Copy every record below, exactly as written.

(Collection entries)

● ● ● ● ●

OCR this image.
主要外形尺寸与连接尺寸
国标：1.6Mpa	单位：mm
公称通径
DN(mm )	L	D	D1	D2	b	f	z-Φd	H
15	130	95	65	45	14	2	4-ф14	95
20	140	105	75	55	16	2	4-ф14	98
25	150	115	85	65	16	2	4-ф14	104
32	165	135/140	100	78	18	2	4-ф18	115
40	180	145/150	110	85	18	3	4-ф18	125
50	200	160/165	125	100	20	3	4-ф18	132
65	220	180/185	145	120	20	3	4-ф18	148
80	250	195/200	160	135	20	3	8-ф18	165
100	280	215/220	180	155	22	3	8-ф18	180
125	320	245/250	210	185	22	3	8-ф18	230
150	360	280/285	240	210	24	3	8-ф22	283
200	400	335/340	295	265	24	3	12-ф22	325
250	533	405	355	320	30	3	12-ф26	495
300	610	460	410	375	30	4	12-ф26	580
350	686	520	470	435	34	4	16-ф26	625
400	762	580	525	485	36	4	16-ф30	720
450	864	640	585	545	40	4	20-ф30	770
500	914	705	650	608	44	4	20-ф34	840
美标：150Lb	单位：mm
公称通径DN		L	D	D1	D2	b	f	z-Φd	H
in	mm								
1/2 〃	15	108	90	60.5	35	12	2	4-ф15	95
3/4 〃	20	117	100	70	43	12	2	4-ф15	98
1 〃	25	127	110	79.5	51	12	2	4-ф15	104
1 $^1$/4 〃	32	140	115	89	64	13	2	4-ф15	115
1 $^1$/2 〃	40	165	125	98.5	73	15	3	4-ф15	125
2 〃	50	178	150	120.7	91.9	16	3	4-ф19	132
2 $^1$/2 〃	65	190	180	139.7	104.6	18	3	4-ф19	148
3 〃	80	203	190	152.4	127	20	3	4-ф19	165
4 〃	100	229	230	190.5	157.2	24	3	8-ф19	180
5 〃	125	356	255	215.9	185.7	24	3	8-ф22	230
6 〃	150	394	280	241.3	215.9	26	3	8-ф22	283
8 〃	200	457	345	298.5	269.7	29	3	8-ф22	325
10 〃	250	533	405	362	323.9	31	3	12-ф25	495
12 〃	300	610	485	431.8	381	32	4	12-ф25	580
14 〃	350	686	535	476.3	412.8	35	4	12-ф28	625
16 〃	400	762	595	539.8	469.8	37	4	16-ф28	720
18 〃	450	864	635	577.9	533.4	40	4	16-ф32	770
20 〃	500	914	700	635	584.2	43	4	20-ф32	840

● ● ● ● ●

Output –
OCR this image.
主要外形尺寸与连接尺寸
国标：1.6Mpa	单位：mm
公称通径
DN(mm )	L	D	D1	D2	b	f	z-Φd	H
15	130	95	65	45	14	2	4-ф14	95
20	140	105	75	55	16	2	4-ф14	98
25	150	115	85	65	16	2	4-ф14	104
32	165	135/140	100	78	18	2	4-ф18	115
40	180	145/150	110	85	18	3	4-ф18	125
50	200	160/165	125	100	20	3	4-ф18	132
65	220	180/185	145	120	20	3	4-ф18	148
80	250	195/200	160	135	20	3	8-ф18	165
100	280	215/220	180	155	22	3	8-ф18	180
125	320	245/250	210	185	22	3	8-ф18	230
150	360	280/285	240	210	24	3	8-ф22	283
200	400	335/340	295	265	24	3	12-ф22	325
250	533	405	355	320	30	3	12-ф26	495
300	610	460	410	375	30	4	12-ф26	580
350	686	520	470	435	34	4	16-ф26	625
400	762	580	525	485	36	4	16-ф30	720
450	864	640	585	545	40	4	20-ф30	770
500	914	705	650	608	44	4	20-ф34	840
美标：150Lb	单位：mm
公称通径DN		L	D	D1	D2	b	f	z-Φd	H
in	mm								
1/2 〃	15	108	90	60.5	35	12	2	4-ф15	95
3/4 〃	20	117	100	70	43	12	2	4-ф15	98
1 〃	25	127	110	79.5	51	12	2	4-ф15	104
1 $^1$/4 〃	32	140	115	89	64	13	2	4-ф15	115
1 $^1$/2 〃	40	165	125	98.5	73	15	3	4-ф15	125
2 〃	50	178	150	120.7	91.9	16	3	4-ф19	132
2 $^1$/2 〃	65	190	180	139.7	104.6	18	3	4-ф19	148
3 〃	80	203	190	152.4	127	20	3	4-ф19	165
4 〃	100	229	230	190.5	157.2	24	3	8-ф19	180
5 〃	125	356	255	215.9	185.7	24	3	8-ф22	230
6 〃	150	394	280	241.3	215.9	26	3	8-ф22	283
8 〃	200	457	345	298.5	269.7	29	3	8-ф22	325
10 〃	250	533	405	362	323.9	31	3	12-ф25	495
12 〃	300	610	485	431.8	381	32	4	12-ф25	580
14 〃	350	686	535	476.3	412.8	35	4	12-ф28	625
16 〃	400	762	595	539.8	469.8	37	4	16-ф28	720
18 〃	450	864	635	577.9	533.4	40	4	16-ф32	770
20 〃	500	914	700	635	584.2	43	4	20-ф32	840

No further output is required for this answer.